Search the records below for "this" and copy every line it turns up in.

(Dataset excerpts)
-- Opening Marker --

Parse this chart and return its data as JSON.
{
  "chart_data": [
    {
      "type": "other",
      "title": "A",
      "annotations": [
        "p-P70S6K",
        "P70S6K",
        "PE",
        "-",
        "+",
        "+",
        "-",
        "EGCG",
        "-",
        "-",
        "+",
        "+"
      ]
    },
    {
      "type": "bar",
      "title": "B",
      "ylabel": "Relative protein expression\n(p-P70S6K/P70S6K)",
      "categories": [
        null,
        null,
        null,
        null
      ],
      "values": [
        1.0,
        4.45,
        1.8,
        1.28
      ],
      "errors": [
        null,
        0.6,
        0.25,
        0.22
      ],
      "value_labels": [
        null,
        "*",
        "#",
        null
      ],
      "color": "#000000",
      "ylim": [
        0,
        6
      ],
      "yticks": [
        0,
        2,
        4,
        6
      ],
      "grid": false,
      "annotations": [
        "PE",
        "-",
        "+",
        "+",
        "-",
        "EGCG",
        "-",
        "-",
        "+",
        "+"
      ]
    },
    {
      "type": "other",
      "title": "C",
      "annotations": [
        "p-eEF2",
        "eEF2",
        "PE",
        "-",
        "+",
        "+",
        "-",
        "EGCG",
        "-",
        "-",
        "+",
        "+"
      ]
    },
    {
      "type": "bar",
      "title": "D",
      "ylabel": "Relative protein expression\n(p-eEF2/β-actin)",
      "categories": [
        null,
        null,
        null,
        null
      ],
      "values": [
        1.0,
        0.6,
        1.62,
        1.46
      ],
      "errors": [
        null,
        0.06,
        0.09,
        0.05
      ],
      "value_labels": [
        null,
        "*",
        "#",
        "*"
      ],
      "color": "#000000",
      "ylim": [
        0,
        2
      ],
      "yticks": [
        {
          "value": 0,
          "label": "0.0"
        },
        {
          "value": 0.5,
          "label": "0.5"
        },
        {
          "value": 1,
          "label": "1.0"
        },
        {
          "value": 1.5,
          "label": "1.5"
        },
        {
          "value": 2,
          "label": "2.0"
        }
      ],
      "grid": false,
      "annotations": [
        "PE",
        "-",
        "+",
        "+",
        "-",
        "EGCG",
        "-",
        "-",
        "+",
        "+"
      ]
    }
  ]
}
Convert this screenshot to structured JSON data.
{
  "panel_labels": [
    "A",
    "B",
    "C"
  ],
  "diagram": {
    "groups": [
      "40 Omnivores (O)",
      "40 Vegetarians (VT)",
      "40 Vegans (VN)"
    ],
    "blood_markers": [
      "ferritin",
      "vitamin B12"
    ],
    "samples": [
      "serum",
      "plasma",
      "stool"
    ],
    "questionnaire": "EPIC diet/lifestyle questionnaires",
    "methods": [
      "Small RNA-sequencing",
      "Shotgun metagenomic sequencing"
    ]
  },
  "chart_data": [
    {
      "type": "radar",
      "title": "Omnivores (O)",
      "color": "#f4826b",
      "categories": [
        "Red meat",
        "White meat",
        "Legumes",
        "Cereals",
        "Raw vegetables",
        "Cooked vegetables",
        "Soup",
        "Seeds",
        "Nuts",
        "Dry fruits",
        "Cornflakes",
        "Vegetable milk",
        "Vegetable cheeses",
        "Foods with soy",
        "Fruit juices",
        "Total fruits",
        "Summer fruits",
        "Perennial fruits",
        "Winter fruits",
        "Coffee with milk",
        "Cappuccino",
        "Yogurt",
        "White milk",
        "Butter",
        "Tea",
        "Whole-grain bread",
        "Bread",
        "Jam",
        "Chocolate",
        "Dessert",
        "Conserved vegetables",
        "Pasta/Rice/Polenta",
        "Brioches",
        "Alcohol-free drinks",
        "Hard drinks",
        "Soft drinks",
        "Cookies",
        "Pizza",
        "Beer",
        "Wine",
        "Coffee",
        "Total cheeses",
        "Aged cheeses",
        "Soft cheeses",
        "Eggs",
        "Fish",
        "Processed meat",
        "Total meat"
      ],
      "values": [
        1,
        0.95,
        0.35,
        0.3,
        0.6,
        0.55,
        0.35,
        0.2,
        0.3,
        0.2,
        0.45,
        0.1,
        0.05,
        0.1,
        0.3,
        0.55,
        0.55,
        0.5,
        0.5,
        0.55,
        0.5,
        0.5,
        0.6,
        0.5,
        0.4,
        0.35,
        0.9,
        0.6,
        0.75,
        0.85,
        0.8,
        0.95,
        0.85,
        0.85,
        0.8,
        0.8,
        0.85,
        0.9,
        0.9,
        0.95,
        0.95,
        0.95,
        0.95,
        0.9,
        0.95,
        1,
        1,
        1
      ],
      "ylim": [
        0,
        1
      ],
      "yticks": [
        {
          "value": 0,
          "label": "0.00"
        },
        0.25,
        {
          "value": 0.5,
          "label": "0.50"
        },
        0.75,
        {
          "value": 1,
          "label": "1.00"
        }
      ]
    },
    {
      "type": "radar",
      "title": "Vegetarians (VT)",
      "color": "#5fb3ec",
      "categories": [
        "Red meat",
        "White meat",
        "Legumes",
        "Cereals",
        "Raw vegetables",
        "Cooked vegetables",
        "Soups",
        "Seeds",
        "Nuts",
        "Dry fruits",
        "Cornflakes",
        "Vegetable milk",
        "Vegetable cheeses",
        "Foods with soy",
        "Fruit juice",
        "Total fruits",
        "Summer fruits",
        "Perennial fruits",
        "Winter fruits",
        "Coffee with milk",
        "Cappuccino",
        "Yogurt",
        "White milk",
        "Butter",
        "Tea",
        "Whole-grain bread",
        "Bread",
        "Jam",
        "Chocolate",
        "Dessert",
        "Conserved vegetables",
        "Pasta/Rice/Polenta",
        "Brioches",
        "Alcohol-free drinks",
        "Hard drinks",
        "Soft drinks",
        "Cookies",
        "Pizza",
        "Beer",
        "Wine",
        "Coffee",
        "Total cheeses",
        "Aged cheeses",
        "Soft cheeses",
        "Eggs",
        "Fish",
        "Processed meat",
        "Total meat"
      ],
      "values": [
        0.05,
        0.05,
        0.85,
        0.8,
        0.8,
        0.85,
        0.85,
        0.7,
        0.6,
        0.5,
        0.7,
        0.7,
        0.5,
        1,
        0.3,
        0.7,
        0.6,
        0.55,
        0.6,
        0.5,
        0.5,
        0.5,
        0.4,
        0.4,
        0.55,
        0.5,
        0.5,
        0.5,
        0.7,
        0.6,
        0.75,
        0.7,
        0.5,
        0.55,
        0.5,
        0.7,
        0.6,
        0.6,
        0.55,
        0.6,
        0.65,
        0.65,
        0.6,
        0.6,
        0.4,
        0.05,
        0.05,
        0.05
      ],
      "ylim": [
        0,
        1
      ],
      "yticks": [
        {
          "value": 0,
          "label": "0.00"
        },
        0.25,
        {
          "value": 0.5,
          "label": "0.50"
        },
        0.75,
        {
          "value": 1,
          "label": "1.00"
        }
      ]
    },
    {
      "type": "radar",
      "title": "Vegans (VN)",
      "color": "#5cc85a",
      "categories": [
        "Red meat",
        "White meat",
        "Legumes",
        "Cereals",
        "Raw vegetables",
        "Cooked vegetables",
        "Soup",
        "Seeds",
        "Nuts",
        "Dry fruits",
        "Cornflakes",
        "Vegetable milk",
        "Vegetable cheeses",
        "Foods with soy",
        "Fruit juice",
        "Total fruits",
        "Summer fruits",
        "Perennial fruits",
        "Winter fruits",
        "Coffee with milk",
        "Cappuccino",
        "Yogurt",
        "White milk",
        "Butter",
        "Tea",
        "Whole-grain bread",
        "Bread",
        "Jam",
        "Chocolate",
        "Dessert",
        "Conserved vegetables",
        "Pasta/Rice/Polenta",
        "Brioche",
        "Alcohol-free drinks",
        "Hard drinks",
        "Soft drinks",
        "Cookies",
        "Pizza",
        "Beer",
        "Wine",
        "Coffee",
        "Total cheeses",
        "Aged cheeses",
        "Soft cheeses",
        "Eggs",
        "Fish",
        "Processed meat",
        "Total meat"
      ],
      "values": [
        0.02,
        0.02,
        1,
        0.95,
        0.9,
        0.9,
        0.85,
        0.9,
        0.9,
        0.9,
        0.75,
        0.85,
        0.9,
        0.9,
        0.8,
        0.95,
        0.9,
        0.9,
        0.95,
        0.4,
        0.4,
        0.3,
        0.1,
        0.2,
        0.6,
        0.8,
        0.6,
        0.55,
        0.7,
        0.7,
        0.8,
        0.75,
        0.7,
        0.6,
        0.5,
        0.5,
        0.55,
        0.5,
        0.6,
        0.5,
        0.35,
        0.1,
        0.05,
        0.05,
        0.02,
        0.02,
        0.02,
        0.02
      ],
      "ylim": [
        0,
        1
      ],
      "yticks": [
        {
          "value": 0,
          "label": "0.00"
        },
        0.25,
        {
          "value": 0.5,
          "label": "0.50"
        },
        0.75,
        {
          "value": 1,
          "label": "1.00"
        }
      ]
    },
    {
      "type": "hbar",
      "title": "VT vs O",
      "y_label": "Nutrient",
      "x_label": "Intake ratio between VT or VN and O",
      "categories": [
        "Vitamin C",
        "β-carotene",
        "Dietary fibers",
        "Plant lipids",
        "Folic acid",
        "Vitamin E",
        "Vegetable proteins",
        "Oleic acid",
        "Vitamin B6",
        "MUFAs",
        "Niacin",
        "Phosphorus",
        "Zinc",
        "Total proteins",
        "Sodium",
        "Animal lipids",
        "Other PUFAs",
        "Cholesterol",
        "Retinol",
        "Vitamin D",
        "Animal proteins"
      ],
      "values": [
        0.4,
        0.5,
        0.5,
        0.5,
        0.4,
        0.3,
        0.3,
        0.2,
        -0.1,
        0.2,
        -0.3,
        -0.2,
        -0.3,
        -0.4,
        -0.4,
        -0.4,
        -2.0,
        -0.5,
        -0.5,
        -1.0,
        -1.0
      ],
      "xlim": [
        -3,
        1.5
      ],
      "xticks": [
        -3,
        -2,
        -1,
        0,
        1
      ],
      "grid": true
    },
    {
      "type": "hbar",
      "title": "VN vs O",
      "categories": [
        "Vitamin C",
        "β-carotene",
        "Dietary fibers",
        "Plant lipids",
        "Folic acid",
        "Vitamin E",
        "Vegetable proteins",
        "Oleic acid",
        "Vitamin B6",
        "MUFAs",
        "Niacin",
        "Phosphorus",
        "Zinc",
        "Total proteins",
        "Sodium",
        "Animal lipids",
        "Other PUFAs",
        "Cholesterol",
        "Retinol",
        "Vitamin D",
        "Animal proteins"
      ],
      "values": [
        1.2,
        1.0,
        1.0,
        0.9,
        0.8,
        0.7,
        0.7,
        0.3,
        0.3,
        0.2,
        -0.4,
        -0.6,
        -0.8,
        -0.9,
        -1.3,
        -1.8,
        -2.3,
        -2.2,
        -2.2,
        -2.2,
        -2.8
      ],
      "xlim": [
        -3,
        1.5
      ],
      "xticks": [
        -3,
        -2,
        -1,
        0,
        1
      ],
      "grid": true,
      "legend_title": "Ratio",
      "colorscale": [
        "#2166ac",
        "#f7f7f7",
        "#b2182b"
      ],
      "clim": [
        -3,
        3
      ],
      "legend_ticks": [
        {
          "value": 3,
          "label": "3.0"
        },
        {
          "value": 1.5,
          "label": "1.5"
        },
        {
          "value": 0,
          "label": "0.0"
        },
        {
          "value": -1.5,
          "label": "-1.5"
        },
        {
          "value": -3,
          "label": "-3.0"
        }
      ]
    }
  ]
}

-- Closing Marker --

Response area:
Parse this chart and return its data as JSON.
Convert this screenshot to structured JSON data.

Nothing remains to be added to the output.